◆ EXERCISE ◆
Take every line where the string "alianza" appears and copy it.

--------------------

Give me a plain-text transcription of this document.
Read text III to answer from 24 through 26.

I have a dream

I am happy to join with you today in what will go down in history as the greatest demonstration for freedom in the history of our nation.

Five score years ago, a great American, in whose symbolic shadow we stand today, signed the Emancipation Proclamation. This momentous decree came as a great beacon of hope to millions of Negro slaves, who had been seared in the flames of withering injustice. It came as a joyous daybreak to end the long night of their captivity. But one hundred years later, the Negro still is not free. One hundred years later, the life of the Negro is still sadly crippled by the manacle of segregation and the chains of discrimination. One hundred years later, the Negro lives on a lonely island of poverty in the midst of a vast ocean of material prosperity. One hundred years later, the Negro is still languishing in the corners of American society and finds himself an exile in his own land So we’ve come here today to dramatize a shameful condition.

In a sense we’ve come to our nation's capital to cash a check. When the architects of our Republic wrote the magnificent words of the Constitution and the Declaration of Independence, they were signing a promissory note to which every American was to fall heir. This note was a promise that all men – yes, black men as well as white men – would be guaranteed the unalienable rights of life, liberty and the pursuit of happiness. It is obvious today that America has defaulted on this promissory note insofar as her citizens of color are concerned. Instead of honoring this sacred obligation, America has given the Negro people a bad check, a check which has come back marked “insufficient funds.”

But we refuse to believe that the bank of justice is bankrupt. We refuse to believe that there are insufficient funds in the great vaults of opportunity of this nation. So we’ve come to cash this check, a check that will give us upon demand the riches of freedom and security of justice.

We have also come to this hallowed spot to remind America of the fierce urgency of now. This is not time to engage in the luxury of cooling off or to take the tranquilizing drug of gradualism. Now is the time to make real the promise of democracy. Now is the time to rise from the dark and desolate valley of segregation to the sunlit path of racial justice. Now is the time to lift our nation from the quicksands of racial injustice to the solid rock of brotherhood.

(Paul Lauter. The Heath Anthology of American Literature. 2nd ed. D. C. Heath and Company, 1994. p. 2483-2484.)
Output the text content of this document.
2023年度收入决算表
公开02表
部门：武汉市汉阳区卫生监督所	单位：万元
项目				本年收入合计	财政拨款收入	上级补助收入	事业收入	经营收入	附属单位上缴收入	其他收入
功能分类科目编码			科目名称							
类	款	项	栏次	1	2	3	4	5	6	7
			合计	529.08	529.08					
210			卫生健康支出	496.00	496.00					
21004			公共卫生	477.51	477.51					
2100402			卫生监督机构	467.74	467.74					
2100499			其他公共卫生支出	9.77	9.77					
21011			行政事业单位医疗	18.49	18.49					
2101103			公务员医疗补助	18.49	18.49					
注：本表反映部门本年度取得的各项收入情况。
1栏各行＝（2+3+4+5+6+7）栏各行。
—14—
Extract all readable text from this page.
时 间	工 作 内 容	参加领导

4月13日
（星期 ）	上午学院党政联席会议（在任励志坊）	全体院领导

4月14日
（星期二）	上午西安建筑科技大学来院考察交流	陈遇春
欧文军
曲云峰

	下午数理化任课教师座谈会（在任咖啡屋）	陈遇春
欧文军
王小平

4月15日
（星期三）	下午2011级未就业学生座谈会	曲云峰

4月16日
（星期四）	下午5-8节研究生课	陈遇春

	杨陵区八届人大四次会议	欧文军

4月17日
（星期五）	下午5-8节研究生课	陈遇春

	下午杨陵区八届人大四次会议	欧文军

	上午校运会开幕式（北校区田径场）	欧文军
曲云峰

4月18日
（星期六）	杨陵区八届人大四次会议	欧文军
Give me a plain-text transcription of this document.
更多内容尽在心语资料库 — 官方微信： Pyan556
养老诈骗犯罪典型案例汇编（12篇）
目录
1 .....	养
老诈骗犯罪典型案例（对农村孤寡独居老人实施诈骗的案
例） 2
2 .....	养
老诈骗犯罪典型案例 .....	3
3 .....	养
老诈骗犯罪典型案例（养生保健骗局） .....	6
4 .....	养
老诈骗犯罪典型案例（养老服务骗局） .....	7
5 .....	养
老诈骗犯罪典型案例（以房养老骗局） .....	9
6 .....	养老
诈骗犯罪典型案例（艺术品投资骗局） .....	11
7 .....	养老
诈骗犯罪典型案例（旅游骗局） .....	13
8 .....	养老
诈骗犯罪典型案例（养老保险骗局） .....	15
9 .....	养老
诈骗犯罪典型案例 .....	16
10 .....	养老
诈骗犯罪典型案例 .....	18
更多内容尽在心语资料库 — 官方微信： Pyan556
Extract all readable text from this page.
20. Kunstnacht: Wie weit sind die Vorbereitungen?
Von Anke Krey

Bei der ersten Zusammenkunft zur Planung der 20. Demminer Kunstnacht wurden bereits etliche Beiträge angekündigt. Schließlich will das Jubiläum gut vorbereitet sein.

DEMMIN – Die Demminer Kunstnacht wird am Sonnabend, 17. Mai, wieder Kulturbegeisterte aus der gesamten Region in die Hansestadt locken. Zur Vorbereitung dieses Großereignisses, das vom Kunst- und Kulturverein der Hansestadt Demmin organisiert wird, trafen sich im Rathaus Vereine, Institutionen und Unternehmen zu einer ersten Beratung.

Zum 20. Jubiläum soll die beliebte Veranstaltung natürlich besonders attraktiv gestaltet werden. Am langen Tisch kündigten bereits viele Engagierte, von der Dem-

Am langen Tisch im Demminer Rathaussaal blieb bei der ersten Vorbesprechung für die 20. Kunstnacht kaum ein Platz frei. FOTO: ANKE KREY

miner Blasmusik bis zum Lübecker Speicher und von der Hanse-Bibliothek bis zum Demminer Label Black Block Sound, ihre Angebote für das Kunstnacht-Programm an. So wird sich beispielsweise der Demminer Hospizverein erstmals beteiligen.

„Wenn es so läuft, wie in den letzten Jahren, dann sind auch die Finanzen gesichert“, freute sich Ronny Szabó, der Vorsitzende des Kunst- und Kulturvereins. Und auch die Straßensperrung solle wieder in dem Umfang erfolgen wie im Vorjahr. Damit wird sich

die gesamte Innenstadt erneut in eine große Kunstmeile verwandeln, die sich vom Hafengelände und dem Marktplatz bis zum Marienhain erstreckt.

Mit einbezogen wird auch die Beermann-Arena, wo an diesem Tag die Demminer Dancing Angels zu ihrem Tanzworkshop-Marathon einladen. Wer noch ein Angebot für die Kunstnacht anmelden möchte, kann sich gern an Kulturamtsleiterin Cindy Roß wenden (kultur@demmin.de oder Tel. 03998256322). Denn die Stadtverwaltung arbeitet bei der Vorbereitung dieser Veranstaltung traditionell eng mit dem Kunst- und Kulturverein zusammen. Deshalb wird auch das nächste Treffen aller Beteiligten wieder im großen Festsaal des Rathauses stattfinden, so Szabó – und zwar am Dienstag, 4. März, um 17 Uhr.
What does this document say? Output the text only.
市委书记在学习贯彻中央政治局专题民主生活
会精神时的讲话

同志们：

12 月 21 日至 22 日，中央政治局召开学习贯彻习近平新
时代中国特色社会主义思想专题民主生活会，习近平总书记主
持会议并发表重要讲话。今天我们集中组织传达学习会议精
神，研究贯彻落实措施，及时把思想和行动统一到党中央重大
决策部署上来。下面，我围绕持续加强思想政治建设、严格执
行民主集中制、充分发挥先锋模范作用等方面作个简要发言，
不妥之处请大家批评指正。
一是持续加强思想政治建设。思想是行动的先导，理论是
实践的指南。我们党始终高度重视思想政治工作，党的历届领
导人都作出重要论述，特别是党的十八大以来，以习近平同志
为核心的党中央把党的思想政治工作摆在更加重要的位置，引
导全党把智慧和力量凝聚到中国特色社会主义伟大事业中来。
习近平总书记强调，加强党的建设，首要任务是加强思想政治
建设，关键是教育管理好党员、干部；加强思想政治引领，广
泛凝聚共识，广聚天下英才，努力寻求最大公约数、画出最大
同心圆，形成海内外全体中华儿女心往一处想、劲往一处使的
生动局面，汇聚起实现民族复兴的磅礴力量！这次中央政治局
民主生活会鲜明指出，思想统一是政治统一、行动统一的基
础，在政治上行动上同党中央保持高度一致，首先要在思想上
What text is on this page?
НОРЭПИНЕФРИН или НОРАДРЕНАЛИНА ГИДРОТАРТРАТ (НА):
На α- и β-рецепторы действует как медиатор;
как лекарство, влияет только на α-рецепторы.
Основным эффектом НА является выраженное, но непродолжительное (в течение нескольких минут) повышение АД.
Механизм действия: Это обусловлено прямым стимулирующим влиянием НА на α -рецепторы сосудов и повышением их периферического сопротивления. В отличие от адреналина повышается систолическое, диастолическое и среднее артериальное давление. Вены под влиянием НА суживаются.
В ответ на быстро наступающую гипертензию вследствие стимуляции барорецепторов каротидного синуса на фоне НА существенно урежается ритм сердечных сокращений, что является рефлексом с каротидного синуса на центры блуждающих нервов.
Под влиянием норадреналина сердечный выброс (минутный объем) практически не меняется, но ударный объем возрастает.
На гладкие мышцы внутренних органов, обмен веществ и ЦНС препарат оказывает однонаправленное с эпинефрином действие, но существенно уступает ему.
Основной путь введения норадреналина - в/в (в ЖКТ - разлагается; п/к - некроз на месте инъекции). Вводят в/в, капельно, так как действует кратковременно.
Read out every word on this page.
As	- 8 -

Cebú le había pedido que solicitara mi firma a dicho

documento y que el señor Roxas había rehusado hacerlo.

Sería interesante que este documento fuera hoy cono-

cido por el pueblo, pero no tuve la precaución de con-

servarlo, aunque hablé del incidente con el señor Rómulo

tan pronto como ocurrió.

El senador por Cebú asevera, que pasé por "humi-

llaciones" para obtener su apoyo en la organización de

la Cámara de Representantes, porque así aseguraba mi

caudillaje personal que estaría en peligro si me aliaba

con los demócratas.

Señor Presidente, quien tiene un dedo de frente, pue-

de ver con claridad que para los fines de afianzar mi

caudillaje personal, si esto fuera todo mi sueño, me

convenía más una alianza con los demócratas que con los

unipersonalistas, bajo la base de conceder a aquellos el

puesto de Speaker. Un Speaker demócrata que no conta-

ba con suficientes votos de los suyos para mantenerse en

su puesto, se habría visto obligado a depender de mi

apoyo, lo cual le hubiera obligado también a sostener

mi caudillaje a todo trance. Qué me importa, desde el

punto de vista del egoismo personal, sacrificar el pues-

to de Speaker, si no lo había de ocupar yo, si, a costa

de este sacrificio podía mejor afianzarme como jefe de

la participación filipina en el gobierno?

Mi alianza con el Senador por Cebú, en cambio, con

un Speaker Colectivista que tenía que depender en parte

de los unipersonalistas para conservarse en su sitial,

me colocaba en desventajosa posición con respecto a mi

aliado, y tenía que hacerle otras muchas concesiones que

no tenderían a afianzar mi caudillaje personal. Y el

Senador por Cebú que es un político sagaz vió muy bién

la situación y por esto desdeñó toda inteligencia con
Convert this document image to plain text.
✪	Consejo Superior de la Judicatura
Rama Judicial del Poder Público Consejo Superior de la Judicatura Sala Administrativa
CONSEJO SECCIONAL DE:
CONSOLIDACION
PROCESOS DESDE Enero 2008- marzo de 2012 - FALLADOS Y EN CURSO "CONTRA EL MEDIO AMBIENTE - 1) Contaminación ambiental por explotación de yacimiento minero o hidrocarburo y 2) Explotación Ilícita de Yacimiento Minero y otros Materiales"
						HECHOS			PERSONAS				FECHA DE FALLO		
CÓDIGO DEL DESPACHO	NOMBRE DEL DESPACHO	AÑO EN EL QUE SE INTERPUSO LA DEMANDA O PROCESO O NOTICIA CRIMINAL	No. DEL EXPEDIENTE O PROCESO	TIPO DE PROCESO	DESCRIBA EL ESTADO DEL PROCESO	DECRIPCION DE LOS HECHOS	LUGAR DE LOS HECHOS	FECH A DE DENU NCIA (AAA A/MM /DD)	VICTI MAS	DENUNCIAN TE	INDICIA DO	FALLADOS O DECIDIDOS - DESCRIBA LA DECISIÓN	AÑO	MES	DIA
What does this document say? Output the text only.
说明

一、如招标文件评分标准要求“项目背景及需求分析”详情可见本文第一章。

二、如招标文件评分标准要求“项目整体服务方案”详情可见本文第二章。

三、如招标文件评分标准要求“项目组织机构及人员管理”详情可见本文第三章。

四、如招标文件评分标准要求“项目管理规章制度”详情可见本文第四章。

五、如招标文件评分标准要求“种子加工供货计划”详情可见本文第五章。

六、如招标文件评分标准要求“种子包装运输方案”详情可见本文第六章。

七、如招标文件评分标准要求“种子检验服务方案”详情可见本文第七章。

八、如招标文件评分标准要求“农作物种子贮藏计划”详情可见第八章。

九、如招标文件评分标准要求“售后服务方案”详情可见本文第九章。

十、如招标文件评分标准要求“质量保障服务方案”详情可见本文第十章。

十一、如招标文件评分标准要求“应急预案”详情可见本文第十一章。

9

--------------------

◆ FULL OUTPUT ◆
convenía más una alianza con los demócratas que con los
Mi alianza con el Senador por Cebú, en cambio, con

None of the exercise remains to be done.